* [Exercise directions]:
Write out every record below exactly as it appears.
#### Data supplied
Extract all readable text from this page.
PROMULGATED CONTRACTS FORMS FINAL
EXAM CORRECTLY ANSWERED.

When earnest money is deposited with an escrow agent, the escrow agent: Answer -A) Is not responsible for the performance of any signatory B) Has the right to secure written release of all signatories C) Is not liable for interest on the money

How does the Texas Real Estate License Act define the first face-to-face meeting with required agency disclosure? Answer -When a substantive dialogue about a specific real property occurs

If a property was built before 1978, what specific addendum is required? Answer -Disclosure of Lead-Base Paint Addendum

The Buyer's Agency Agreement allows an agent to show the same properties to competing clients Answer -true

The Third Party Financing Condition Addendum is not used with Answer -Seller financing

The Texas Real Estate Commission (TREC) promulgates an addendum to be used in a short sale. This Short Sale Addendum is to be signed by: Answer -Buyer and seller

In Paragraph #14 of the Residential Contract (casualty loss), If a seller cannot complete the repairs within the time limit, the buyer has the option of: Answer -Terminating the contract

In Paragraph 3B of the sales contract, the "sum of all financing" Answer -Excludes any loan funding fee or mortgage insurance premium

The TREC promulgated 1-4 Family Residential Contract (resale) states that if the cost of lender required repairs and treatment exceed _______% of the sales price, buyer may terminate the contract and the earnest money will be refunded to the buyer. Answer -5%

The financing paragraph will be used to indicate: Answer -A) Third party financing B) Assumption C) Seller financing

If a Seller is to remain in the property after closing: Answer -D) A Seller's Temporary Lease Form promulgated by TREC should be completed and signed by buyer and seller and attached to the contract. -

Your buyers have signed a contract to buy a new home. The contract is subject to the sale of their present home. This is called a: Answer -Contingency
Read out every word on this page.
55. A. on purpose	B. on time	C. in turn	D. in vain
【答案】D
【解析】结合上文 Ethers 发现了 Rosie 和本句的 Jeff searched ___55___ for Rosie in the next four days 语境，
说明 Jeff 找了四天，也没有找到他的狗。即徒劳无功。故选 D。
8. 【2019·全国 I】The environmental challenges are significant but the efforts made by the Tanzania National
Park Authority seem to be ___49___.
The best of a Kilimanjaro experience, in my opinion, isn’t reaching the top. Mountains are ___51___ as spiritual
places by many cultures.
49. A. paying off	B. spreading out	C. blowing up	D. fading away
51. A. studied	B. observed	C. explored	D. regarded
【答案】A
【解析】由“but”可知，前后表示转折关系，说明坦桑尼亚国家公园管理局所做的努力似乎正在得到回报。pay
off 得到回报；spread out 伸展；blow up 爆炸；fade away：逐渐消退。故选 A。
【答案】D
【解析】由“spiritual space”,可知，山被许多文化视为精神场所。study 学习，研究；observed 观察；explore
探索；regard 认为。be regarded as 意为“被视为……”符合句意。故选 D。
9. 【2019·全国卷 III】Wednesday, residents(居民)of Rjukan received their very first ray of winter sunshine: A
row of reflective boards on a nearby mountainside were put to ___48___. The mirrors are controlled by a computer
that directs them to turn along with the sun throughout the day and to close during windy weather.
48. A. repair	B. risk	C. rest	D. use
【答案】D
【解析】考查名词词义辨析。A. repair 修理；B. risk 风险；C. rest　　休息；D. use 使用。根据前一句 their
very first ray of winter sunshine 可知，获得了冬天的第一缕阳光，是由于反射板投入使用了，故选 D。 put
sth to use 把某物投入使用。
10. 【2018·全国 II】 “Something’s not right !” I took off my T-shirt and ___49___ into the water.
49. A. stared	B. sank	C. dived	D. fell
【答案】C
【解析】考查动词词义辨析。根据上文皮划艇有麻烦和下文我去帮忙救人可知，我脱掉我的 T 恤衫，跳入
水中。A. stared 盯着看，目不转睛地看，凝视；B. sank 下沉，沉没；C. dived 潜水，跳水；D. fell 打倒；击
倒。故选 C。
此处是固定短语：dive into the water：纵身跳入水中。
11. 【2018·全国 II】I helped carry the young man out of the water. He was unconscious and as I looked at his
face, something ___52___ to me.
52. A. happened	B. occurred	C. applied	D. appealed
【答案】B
########
* [Finished exercise]:
Extract all readable text from this page.
PROMULGATED CONTRACTS FORMS FINAL
EXAM CORRECTLY ANSWERED.

When earnest money is deposited with an escrow agent, the escrow agent: Answer -A) Is not responsible for the performance of any signatory B) Has the right to secure written release of all signatories C) Is not liable for interest on the money

How does the Texas Real Estate License Act define the first face-to-face meeting with required agency disclosure? Answer -When a substantive dialogue about a specific real property occurs

If a property was built before 1978, what specific addendum is required? Answer -Disclosure of Lead-Base Paint Addendum

The Buyer's Agency Agreement allows an agent to show the same properties to competing clients Answer -true

The Third Party Financing Condition Addendum is not used with Answer -Seller financing

The Texas Real Estate Commission (TREC) promulgates an addendum to be used in a short sale. This Short Sale Addendum is to be signed by: Answer -Buyer and seller

In Paragraph #14 of the Residential Contract (casualty loss), If a seller cannot complete the repairs within the time limit, the buyer has the option of: Answer -Terminating the contract

In Paragraph 3B of the sales contract, the "sum of all financing" Answer -Excludes any loan funding fee or mortgage insurance premium

The TREC promulgated 1-4 Family Residential Contract (resale) states that if the cost of lender required repairs and treatment exceed _______% of the sales price, buyer may terminate the contract and the earnest money will be refunded to the buyer. Answer -5%

The financing paragraph will be used to indicate: Answer -A) Third party financing B) Assumption C) Seller financing

If a Seller is to remain in the property after closing: Answer -D) A Seller's Temporary Lease Form promulgated by TREC should be completed and signed by buyer and seller and attached to the contract. -

Your buyers have signed a contract to buy a new home. The contract is subject to the sale of their present home. This is called a: Answer -Contingency
Read out every word on this page.
55. A. on purpose	B. on time	C. in turn	D. in vain
【答案】D
【解析】结合上文 Ethers 发现了 Rosie 和本句的 Jeff searched ___55___ for Rosie in the next four days 语境，
说明 Jeff 找了四天，也没有找到他的狗。即徒劳无功。故选 D。
8. 【2019·全国 I】The environmental challenges are significant but the efforts made by the Tanzania National
Park Authority seem to be ___49___.
The best of a Kilimanjaro experience, in my opinion, isn’t reaching the top. Mountains are ___51___ as spiritual
places by many cultures.
49. A. paying off	B. spreading out	C. blowing up	D. fading away
51. A. studied	B. observed	C. explored	D. regarded
【答案】A
【解析】由“but”可知，前后表示转折关系，说明坦桑尼亚国家公园管理局所做的努力似乎正在得到回报。pay
off 得到回报；spread out 伸展；blow up 爆炸；fade away：逐渐消退。故选 A。
【答案】D
【解析】由“spiritual space”,可知，山被许多文化视为精神场所。study 学习，研究；observed 观察；explore
探索；regard 认为。be regarded as 意为“被视为……”符合句意。故选 D。
9. 【2019·全国卷 III】Wednesday, residents(居民)of Rjukan received their very first ray of winter sunshine: A
row of reflective boards on a nearby mountainside were put to ___48___. The mirrors are controlled by a computer
that directs them to turn along with the sun throughout the day and to close during windy weather.
48. A. repair	B. risk	C. rest	D. use
【答案】D
【解析】考查名词词义辨析。A. repair 修理；B. risk 风险；C. rest　　休息；D. use 使用。根据前一句 their
very first ray of winter sunshine 可知，获得了冬天的第一缕阳光，是由于反射板投入使用了，故选 D。 put
sth to use 把某物投入使用。
10. 【2018·全国 II】 “Something’s not right !” I took off my T-shirt and ___49___ into the water.
49. A. stared	B. sank	C. dived	D. fell
【答案】C
【解析】考查动词词义辨析。根据上文皮划艇有麻烦和下文我去帮忙救人可知，我脱掉我的 T 恤衫，跳入
水中。A. stared 盯着看，目不转睛地看，凝视；B. sank 下沉，沉没；C. dived 潜水，跳水；D. fell 打倒；击
倒。故选 C。
此处是固定短语：dive into the water：纵身跳入水中。
11. 【2018·全国 II】I helped carry the young man out of the water. He was unconscious and as I looked at his
face, something ___52___ to me.
52. A. happened	B. occurred	C. applied	D. appealed
【答案】B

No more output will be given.